--- Dataset entries Enclosed Below ---

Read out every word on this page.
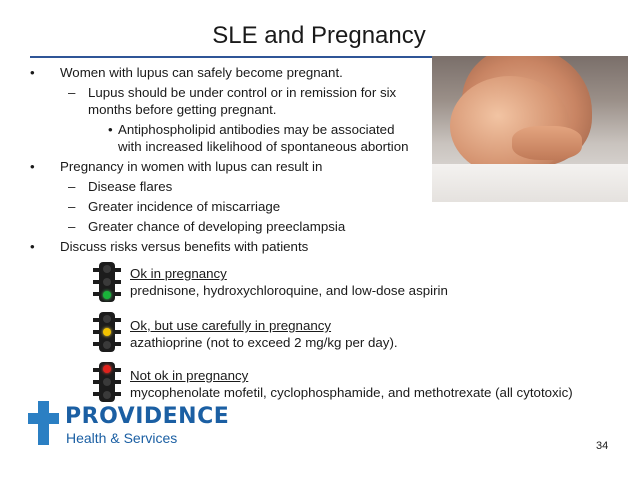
SLE and Pregnancy
• Women with lupus can safely become pregnant.
– Lupus should be under control or in remission for six
months before getting pregnant.
• Antiphospholipid antibodies may be associated
with increased likelihood of spontaneous abortion
• Pregnancy in women with lupus can result in
– Disease flares
– Greater incidence of miscarriage
– Greater chance of developing preeclampsia
• Discuss risks versus benefits with patients
Ok in pregnancy
prednisone, hydroxychloroquine, and low-dose aspirin
Ok, but use carefully in pregnancy
azathioprine (not to exceed 2 mg/kg per day).
Not ok in pregnancy
mycophenolate mofetil, cyclophosphamide, and methotrexate (all cytotoxic)
PROVIDENCE
Health & Services	34
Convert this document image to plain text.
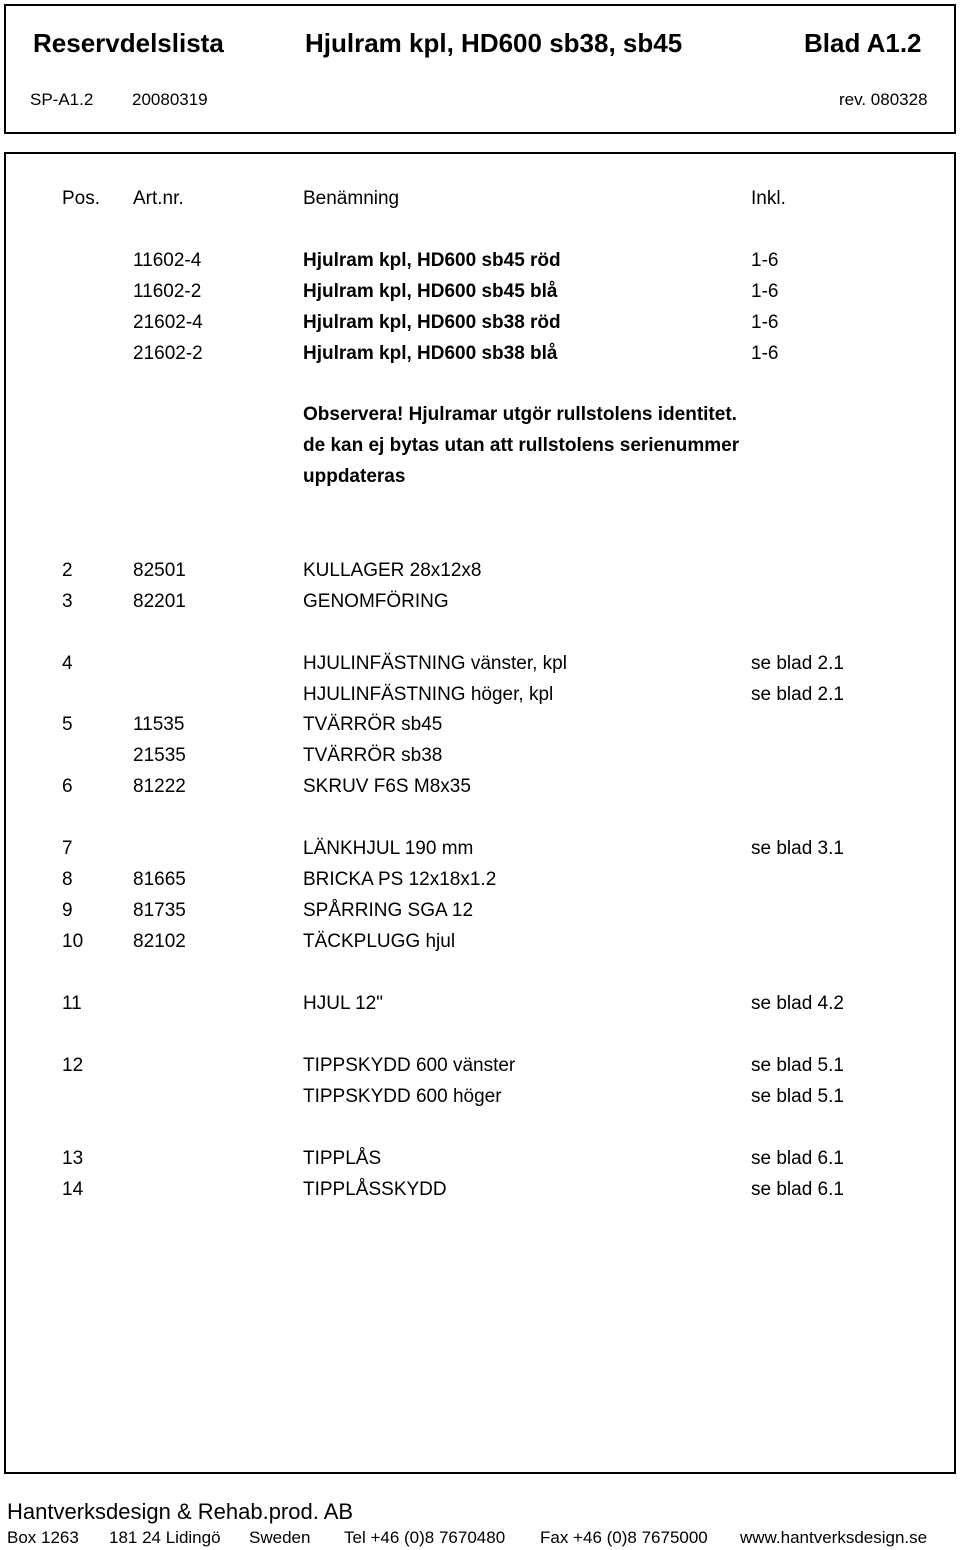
Reservdelslista	Hjulram kpl, HD600 sb38, sb45	Blad A1.2
SP-A1.2 20080319	rev. 080328
Pos. Art.nr.	Benämning	Inkl.
11602-4	Hjulram kpl, HD600 sb45 röd	1-6
11602-2	Hjulram kpl, HD600 sb45 blå	1-6
21602-4	Hjulram kpl, HD600 sb38 röd	1-6
21602-2	Hjulram kpl, HD600 sb38 blå	1-6
Observera! Hjulramar utgör rullstolens identitet.
de kan ej bytas utan att rullstolens serienummer
uppdateras
2	82501	KULLAGER 28x12x8
3	82201	GENOMFÖRING
4	HJULINFÄSTNING vänster, kpl	se blad 2.1
HJULINFÄSTNING höger, kpl	se blad 2.1
5	11535	TVÄRRÖR sb45
21535	TVÄRRÖR sb38
6	81222	SKRUV F6S M8x35
7	LÄNKHJUL 190 mm	se blad 3.1
8	81665	BRICKA PS 12x18x1.2
9	81735	SPÅRRING SGA 12
10	82102	TÄCKPLUGG hjul
11	HJUL 12"	se blad 4.2
12	TIPPSKYDD 600 vänster	se blad 5.1
TIPPSKYDD 600 höger	se blad 5.1
13	TIPPLÅS	se blad 6.1
14	TIPPLÅSSKYDD	se blad 6.1
Hantverksdesign & Rehab.prod. AB
Box 1263 181 24 Lidingö Sweden Tel +46 (0)8 7670480 Fax +46 (0)8 7675000 www.hantverksdesign.se
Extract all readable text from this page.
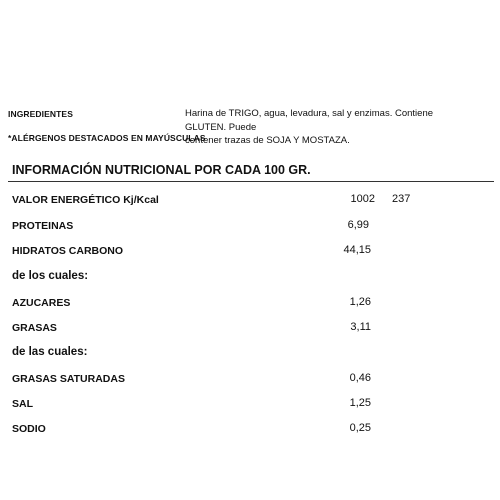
INGREDIENTES	Harina de TRIGO, agua, levadura, sal y enzimas. Contiene GLUTEN. Puede
contener trazas de SOJA Y MOSTAZA.
*ALÉRGENOS DESTACADOS EN MAYÚSCULAS
INFORMACIÓN NUTRICIONAL POR CADA 100 GR.
VALOR ENERGÉTICO Kj/Kcal	1002 237
PROTEINAS	6,99
HIDRATOS CARBONO	44,15
de los cuales:
AZUCARES	1,26
GRASAS	3,11
de las cuales:
GRASAS SATURADAS	0,46
SAL	1,25
SODIO	0,25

--- End of Enclosed Dataset entries ---

▶ **Exercise**: No picture is to appear in the copy; every entry above is otherwise to be printed verbatim.

▶ **Exercise output**:
Read out every word on this page.
SLE and Pregnancy
• Women with lupus can safely become pregnant.
– Lupus should be under control or in remission for six
months before getting pregnant.
• Antiphospholipid antibodies may be associated
with increased likelihood of spontaneous abortion
• Pregnancy in women with lupus can result in
– Disease flares
– Greater incidence of miscarriage
– Greater chance of developing preeclampsia
• Discuss risks versus benefits with patients
Ok in pregnancy
prednisone, hydroxychloroquine, and low-dose aspirin
Ok, but use carefully in pregnancy
azathioprine (not to exceed 2 mg/kg per day).
Not ok in pregnancy
mycophenolate mofetil, cyclophosphamide, and methotrexate (all cytotoxic)
PROVIDENCE
Health & Services	34
Convert this document image to plain text.
Reservdelslista	Hjulram kpl, HD600 sb38, sb45	Blad A1.2
SP-A1.2 20080319	rev. 080328
Pos. Art.nr.	Benämning	Inkl.
11602-4	Hjulram kpl, HD600 sb45 röd	1-6
11602-2	Hjulram kpl, HD600 sb45 blå	1-6
21602-4	Hjulram kpl, HD600 sb38 röd	1-6
21602-2	Hjulram kpl, HD600 sb38 blå	1-6
Observera! Hjulramar utgör rullstolens identitet.
de kan ej bytas utan att rullstolens serienummer
uppdateras
2	82501	KULLAGER 28x12x8
3	82201	GENOMFÖRING
4	HJULINFÄSTNING vänster, kpl	se blad 2.1
HJULINFÄSTNING höger, kpl	se blad 2.1
5	11535	TVÄRRÖR sb45
21535	TVÄRRÖR sb38
6	81222	SKRUV F6S M8x35
7	LÄNKHJUL 190 mm	se blad 3.1
8	81665	BRICKA PS 12x18x1.2
9	81735	SPÅRRING SGA 12
10	82102	TÄCKPLUGG hjul
11	HJUL 12"	se blad 4.2
12	TIPPSKYDD 600 vänster	se blad 5.1
TIPPSKYDD 600 höger	se blad 5.1
13	TIPPLÅS	se blad 6.1
14	TIPPLÅSSKYDD	se blad 6.1
Hantverksdesign & Rehab.prod. AB
Box 1263 181 24 Lidingö Sweden Tel +46 (0)8 7670480 Fax +46 (0)8 7675000 www.hantverksdesign.se
Extract all readable text from this page.
INGREDIENTES	Harina de TRIGO, agua, levadura, sal y enzimas. Contiene GLUTEN. Puede
contener trazas de SOJA Y MOSTAZA.
*ALÉRGENOS DESTACADOS EN MAYÚSCULAS
INFORMACIÓN NUTRICIONAL POR CADA 100 GR.
VALOR ENERGÉTICO Kj/Kcal	1002 237
PROTEINAS	6,99
HIDRATOS CARBONO	44,15
de los cuales:
AZUCARES	1,26
GRASAS	3,11
de las cuales:
GRASAS SATURADAS	0,46
SAL	1,25
SODIO	0,25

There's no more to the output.